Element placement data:
----------
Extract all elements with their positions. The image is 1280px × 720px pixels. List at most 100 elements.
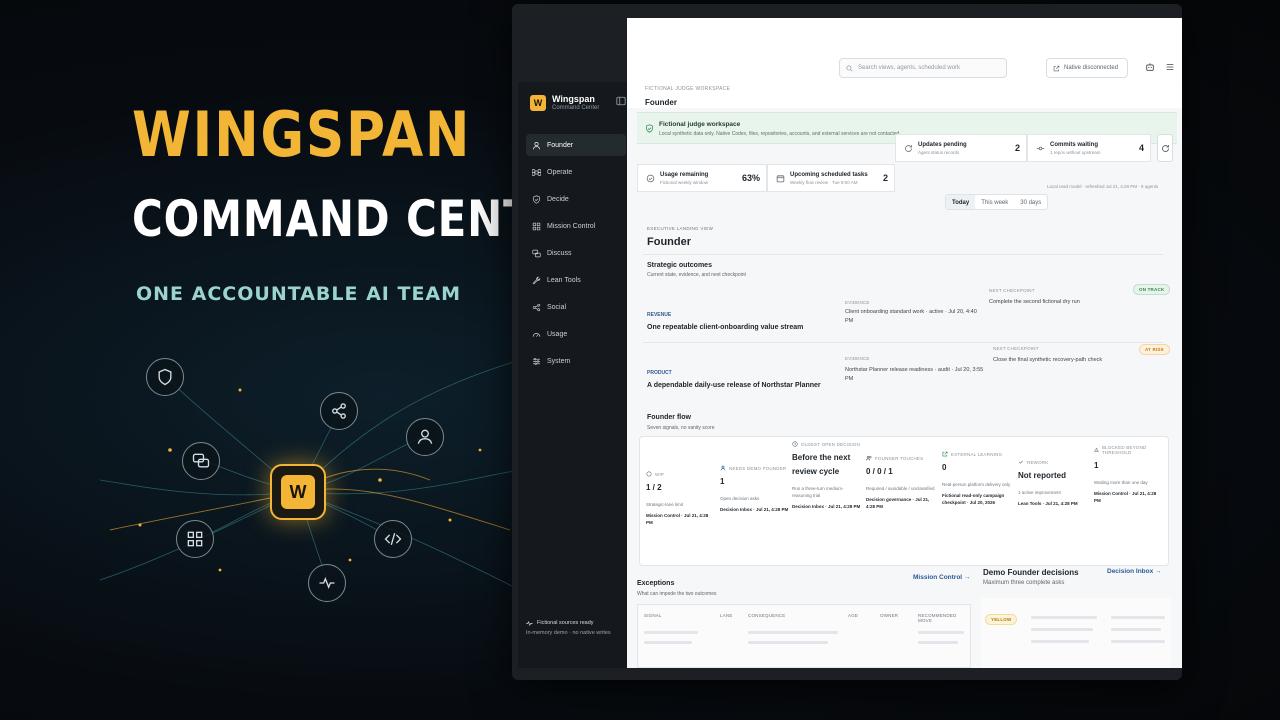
- pulse-node: [308, 564, 346, 602]
- range-option-today[interactable]: Today: [946, 195, 976, 209]
- code-node: [374, 520, 412, 558]
- stat-title: Upcoming scheduled tasks: [790, 171, 868, 178]
- gauge-icon: [532, 332, 541, 337]
- outcome-tag: PRODUCT: [647, 370, 672, 376]
- sidebar-item-label: Lean Tools: [547, 276, 581, 284]
- sidebar-item-mission-control[interactable]: Mission Control: [526, 215, 626, 237]
- sidebar-item-usage[interactable]: Usage: [526, 323, 626, 345]
- outcome-checkpoint: Complete the second fictional dry run: [989, 299, 1080, 305]
- share-icon: [532, 303, 541, 311]
- sidebar-item-discuss[interactable]: Discuss: [526, 242, 626, 264]
- decisions-subtitle: Maximum three complete asks: [983, 580, 1065, 586]
- founder-flow-card: WIP 1 / 2 Strategic-lane limit Mission C…: [639, 436, 1169, 566]
- decisions-list: YELLOW: [981, 598, 1171, 668]
- column-age: AGE: [848, 613, 859, 618]
- brand: W Wingspan Command Center: [530, 94, 599, 111]
- list-item-placeholder: [1111, 640, 1165, 643]
- table-row-placeholder: [918, 631, 964, 634]
- sidebar-item-label: Mission Control: [547, 222, 596, 230]
- refresh-status: Local read model · refreshed Jul 21, 4:2…: [1047, 184, 1159, 189]
- sidebar-item-label: Decide: [547, 195, 569, 203]
- stat-commits-waiting[interactable]: Commits waiting 1 repos without upstream…: [1027, 134, 1151, 162]
- warning-icon: [1094, 447, 1099, 452]
- sidebar-item-operate[interactable]: Operate: [526, 161, 626, 183]
- user-node: [406, 418, 444, 456]
- sidebar-item-lean-tools[interactable]: Lean Tools: [526, 269, 626, 291]
- user-icon: [720, 465, 726, 471]
- grid-node: [176, 520, 214, 558]
- calendar-icon: [776, 174, 785, 182]
- table-row-placeholder: [644, 641, 692, 644]
- share-icon: [332, 403, 346, 419]
- outcome-title: One repeatable client-onboarding value s…: [647, 324, 804, 331]
- hero-tagline: ONE ACCOUNTABLE AI TEAM: [136, 283, 462, 305]
- stat-value: 2: [882, 173, 888, 183]
- sidebar-item-social[interactable]: Social: [526, 296, 626, 318]
- refresh-icon: [1161, 144, 1169, 152]
- table-row-placeholder: [918, 641, 958, 644]
- priority-badge: YELLOW: [985, 614, 1018, 625]
- sidebar-collapse-icon[interactable]: [616, 96, 626, 106]
- share-node: [320, 392, 358, 430]
- sidebar-item-label: Founder: [547, 141, 574, 149]
- stat-usage-remaining[interactable]: Usage remaining Fictional weekly window …: [637, 164, 767, 192]
- refresh-button[interactable]: [1157, 134, 1173, 162]
- code-icon: [384, 532, 402, 546]
- decision-inbox-link[interactable]: Decision Inbox →: [1107, 568, 1162, 575]
- grid-icon: [532, 222, 541, 230]
- flow-signal-blocked: BLOCKED BEYOND THRESHOLD 1 Waiting more …: [1094, 445, 1157, 503]
- exceptions-table: SIGNAL LANE CONSEQUENCE AGE OWNER RECOMM…: [637, 604, 971, 668]
- hero-title: WINGSPAN: [132, 98, 472, 171]
- outcome-tag: REVENUE: [647, 312, 672, 318]
- flow-signal-external-learning: EXTERNAL LEARNING 0 Real-person platform…: [942, 451, 1011, 506]
- sidebar-item-founder[interactable]: Founder: [526, 134, 626, 156]
- exceptions-subtitle: What can impede the two outcomes: [637, 591, 717, 597]
- flow-title: Founder flow: [647, 414, 691, 421]
- range-option-week[interactable]: This week: [975, 195, 1014, 209]
- flow-signal-founder-touches: FOUNDER TOUCHES 0 / 0 / 1 Required / avo…: [866, 455, 935, 510]
- chat-icon: [532, 249, 541, 257]
- flow-subtitle: Seven signals, no vanity score: [647, 425, 715, 431]
- stat-updates-pending[interactable]: Updates pending Agent status records 2: [895, 134, 1027, 162]
- search-input[interactable]: Search views, agents, scheduled work: [839, 58, 1007, 78]
- sidebar-item-system[interactable]: System: [526, 350, 626, 372]
- outcome-evidence: Northstar Planner release readiness · au…: [845, 367, 984, 382]
- pulse-icon: [526, 620, 533, 626]
- menu-icon[interactable]: [1165, 62, 1175, 72]
- status-badge: AT RISK: [1139, 344, 1171, 355]
- list-item-placeholder: [1031, 616, 1097, 619]
- stat-value: 63%: [741, 173, 760, 183]
- sidebar-item-label: Usage: [547, 330, 568, 338]
- sidebar-item-decide[interactable]: Decide: [526, 188, 626, 210]
- stat-scheduled-tasks[interactable]: Upcoming scheduled tasks Weekly flow rev…: [767, 164, 895, 192]
- divider: [643, 254, 1163, 255]
- sliders-icon: [533, 357, 540, 365]
- table-row-placeholder: [644, 631, 698, 634]
- decisions-title: Demo Founder decisions: [983, 568, 1079, 577]
- external-icon: [942, 451, 948, 457]
- wrench-icon: [532, 276, 541, 284]
- column-signal: SIGNAL: [644, 613, 662, 618]
- range-option-30-days[interactable]: 30 days: [1014, 195, 1047, 209]
- mission-control-link[interactable]: Mission Control →: [913, 574, 970, 581]
- outcome-checkpoint: Close the final synthetic recovery-path …: [993, 357, 1103, 363]
- table-row-placeholder: [748, 641, 828, 644]
- search-placeholder: Search views, agents, scheduled work: [858, 65, 961, 71]
- shield-icon: [158, 368, 172, 386]
- column-lane: LANE: [720, 613, 733, 618]
- list-item-placeholder: [1111, 616, 1165, 619]
- native-status-button[interactable]: Native disconnected: [1046, 58, 1128, 78]
- chat-icon: [192, 453, 210, 468]
- pulse-icon: [319, 577, 335, 589]
- outcomes-subtitle: Current state, evidence, and next checkp…: [647, 272, 746, 278]
- sidebar-nav: Founder Operate Decide Mission Control D…: [526, 134, 626, 377]
- sources-status: Fictional sources ready: [526, 618, 611, 628]
- rework-icon: [1018, 460, 1024, 464]
- outcomes-title: Strategic outcomes: [647, 262, 712, 269]
- stat-subtitle: Weekly flow review · Tue 9:00 AM: [790, 179, 858, 185]
- sidebar-item-label: Operate: [547, 168, 573, 176]
- robot-icon[interactable]: [1145, 62, 1155, 72]
- workspace-title: Founder: [645, 98, 677, 107]
- hero-section: WINGSPAN COMMAND CENTER ONE ACCOUNTABLE …: [0, 0, 595, 720]
- banner-subtitle: Local synthetic data only. Native Codex,…: [659, 131, 901, 137]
----------
To be done: Reproduce every line of the entries above word for word, leaving out the pictures.

Written answer:
Extract all elements with their positions. The image is 1280px × 720px pixels. List at most 100 elements.
- pulse-node: [308, 564, 346, 602]
- range-option-today[interactable]: Today: [946, 195, 976, 209]
- code-node: [374, 520, 412, 558]
- stat-title: Upcoming scheduled tasks: [790, 171, 868, 178]
- gauge-icon: [532, 332, 541, 337]
- outcome-tag: PRODUCT: [647, 370, 672, 376]
- sidebar-item-label: Lean Tools: [547, 276, 581, 284]
- sidebar-item-mission-control[interactable]: Mission Control: [526, 215, 626, 237]
- sidebar-item-usage[interactable]: Usage: [526, 323, 626, 345]
- outcome-checkpoint: Complete the second fictional dry run: [989, 299, 1080, 305]
- share-icon: [532, 303, 541, 311]
- sidebar-item-discuss[interactable]: Discuss: [526, 242, 626, 264]
- decisions-subtitle: Maximum three complete asks: [983, 580, 1065, 586]
- founder-flow-card: WIP 1 / 2 Strategic-lane limit Mission C…: [639, 436, 1169, 566]
- decisions-list: YELLOW: [981, 598, 1171, 668]
- column-age: AGE: [848, 613, 859, 618]
- brand: W Wingspan Command Center: [530, 94, 599, 111]
- list-item-placeholder: [1111, 640, 1165, 643]
- table-row-placeholder: [918, 631, 964, 634]
- sidebar-item-label: Mission Control: [547, 222, 596, 230]
- refresh-status: Local read model · refreshed Jul 21, 4:2…: [1047, 184, 1159, 189]
- sidebar-item-label: Decide: [547, 195, 569, 203]
- stat-commits-waiting[interactable]: Commits waiting 1 repos without upstream…: [1027, 134, 1151, 162]
- warning-icon: [1094, 447, 1099, 452]
- sidebar-item-operate[interactable]: Operate: [526, 161, 626, 183]
- user-node: [406, 418, 444, 456]
- sidebar-item-lean-tools[interactable]: Lean Tools: [526, 269, 626, 291]
- user-icon: [720, 465, 726, 471]
- grid-node: [176, 520, 214, 558]
- calendar-icon: [776, 174, 785, 182]
- table-row-placeholder: [644, 641, 692, 644]
- share-icon: [332, 403, 346, 419]
- outcome-title: One repeatable client-onboarding value s…: [647, 324, 804, 331]
- hero-tagline: ONE ACCOUNTABLE AI TEAM: [136, 283, 462, 305]
- stat-value: 2: [882, 173, 888, 183]
- sidebar-item-social[interactable]: Social: [526, 296, 626, 318]
- refresh-icon: [1161, 144, 1169, 152]
- table-row-placeholder: [918, 641, 958, 644]
- priority-badge: YELLOW: [985, 614, 1018, 625]
- sidebar-collapse-icon[interactable]: [616, 96, 626, 106]
- share-node: [320, 392, 358, 430]
- sidebar-item-label: Founder: [547, 141, 574, 149]
- stat-usage-remaining[interactable]: Usage remaining Fictional weekly window …: [637, 164, 767, 192]
- refresh-button[interactable]: [1157, 134, 1173, 162]
- code-icon: [384, 532, 402, 546]
- decision-inbox-link[interactable]: Decision Inbox →: [1107, 568, 1162, 575]
- grid-icon: [532, 222, 541, 230]
- flow-signal-blocked: BLOCKED BEYOND THRESHOLD 1 Waiting more …: [1094, 445, 1157, 503]
- exceptions-table: SIGNAL LANE CONSEQUENCE AGE OWNER RECOMM…: [637, 604, 971, 668]
- hero-title: WINGSPAN: [132, 98, 472, 171]
- outcome-tag: REVENUE: [647, 312, 672, 318]
- flow-signal-external-learning: EXTERNAL LEARNING 0 Real-person platform…: [942, 451, 1011, 506]
- sidebar-item-founder[interactable]: Founder: [526, 134, 626, 156]
- exceptions-subtitle: What can impede the two outcomes: [637, 591, 717, 597]
- flow-title: Founder flow: [647, 414, 691, 421]
- range-option-week[interactable]: This week: [975, 195, 1014, 209]
- flow-signal-founder-touches: FOUNDER TOUCHES 0 / 0 / 1 Required / avo…: [866, 455, 935, 510]
- chat-icon: [532, 249, 541, 257]
- flow-subtitle: Seven signals, no vanity score: [647, 425, 715, 431]
- stat-updates-pending[interactable]: Updates pending Agent status records 2: [895, 134, 1027, 162]
- search-input[interactable]: Search views, agents, scheduled work: [839, 58, 1007, 78]
- sidebar-item-system[interactable]: System: [526, 350, 626, 372]
- outcome-evidence: Northstar Planner release readiness · au…: [845, 367, 984, 382]
- pulse-icon: [526, 620, 533, 626]
- menu-icon[interactable]: [1165, 62, 1175, 72]
- status-badge: AT RISK: [1139, 344, 1171, 355]
- list-item-placeholder: [1031, 616, 1097, 619]
- stat-value: 63%: [741, 173, 760, 183]
- sidebar-item-label: Usage: [547, 330, 568, 338]
- sidebar-item-decide[interactable]: Decide: [526, 188, 626, 210]
- stat-scheduled-tasks[interactable]: Upcoming scheduled tasks Weekly flow rev…: [767, 164, 895, 192]
- divider: [643, 254, 1163, 255]
- sliders-icon: [533, 357, 540, 365]
- table-row-placeholder: [644, 631, 698, 634]
- decisions-title: Demo Founder decisions: [983, 568, 1079, 577]
- external-icon: [942, 451, 948, 457]
- wrench-icon: [532, 276, 541, 284]
- column-signal: SIGNAL: [644, 613, 662, 618]
- range-option-30-days[interactable]: 30 days: [1014, 195, 1047, 209]
- mission-control-link[interactable]: Mission Control →: [913, 574, 970, 581]
- outcome-checkpoint: Close the final synthetic recovery-path …: [993, 357, 1103, 363]
- table-row-placeholder: [748, 641, 828, 644]
- search-placeholder: Search views, agents, scheduled work: [858, 65, 961, 71]
- shield-icon: [158, 368, 172, 386]
- column-lane: LANE: [720, 613, 733, 618]
- list-item-placeholder: [1111, 616, 1165, 619]
- native-status-button[interactable]: Native disconnected: [1046, 58, 1128, 78]
- chat-icon: [192, 453, 210, 468]
- pulse-icon: [319, 577, 335, 589]
- outcomes-subtitle: Current state, evidence, and next checkp…: [647, 272, 746, 278]
- sidebar-nav: Founder Operate Decide Mission Control D…: [526, 134, 626, 377]
- sources-status: Fictional sources ready: [526, 618, 611, 628]
- rework-icon: [1018, 460, 1024, 464]
- outcomes-title: Strategic outcomes: [647, 262, 712, 269]
- stat-subtitle: Weekly flow review · Tue 9:00 AM: [790, 179, 858, 185]
- sidebar-item-label: Operate: [547, 168, 573, 176]
- robot-icon[interactable]: [1145, 62, 1155, 72]
- workspace-title: Founder: [645, 98, 677, 107]
- hero-section: WINGSPAN COMMAND CENTER ONE ACCOUNTABLE …: [0, 0, 595, 720]
- banner-subtitle: Local synthetic data only. Native Codex,…: [659, 131, 901, 137]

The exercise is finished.